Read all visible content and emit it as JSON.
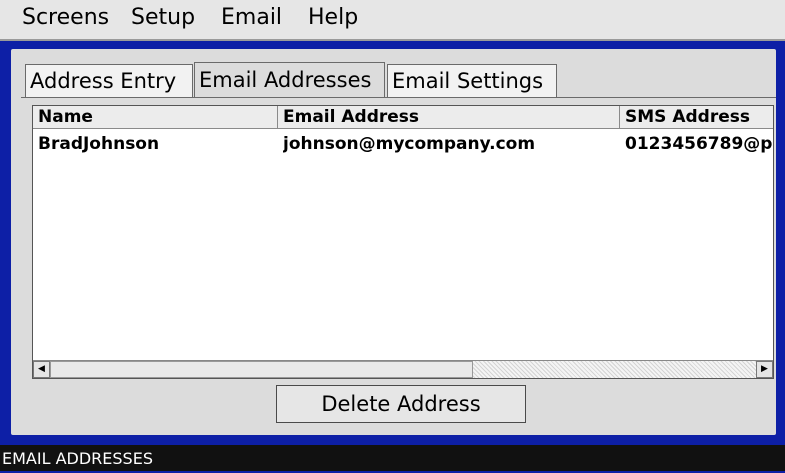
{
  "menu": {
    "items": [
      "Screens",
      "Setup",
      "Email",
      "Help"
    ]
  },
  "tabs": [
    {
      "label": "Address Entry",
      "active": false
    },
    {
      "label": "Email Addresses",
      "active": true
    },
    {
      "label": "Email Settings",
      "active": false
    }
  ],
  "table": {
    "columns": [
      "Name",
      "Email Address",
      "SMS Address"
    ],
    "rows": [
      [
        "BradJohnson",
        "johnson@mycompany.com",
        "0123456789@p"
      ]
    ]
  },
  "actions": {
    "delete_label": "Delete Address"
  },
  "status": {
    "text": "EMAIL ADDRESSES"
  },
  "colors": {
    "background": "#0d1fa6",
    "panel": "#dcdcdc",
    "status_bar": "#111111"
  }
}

==========

EXERCISE
Print the complete listing exactly as it stands, without its pictures.

ANSWER TO THE PROBLEM
Read all visible content and emit it as JSON.
{
  "menu": {
    "items": [
      "Screens",
      "Setup",
      "Email",
      "Help"
    ]
  },
  "tabs": [
    {
      "label": "Address Entry",
      "active": false
    },
    {
      "label": "Email Addresses",
      "active": true
    },
    {
      "label": "Email Settings",
      "active": false
    }
  ],
  "table": {
    "columns": [
      "Name",
      "Email Address",
      "SMS Address"
    ],
    "rows": [
      [
        "BradJohnson",
        "johnson@mycompany.com",
        "0123456789@p"
      ]
    ]
  },
  "actions": {
    "delete_label": "Delete Address"
  },
  "status": {
    "text": "EMAIL ADDRESSES"
  },
  "colors": {
    "background": "#0d1fa6",
    "panel": "#dcdcdc",
    "status_bar": "#111111"
  }
}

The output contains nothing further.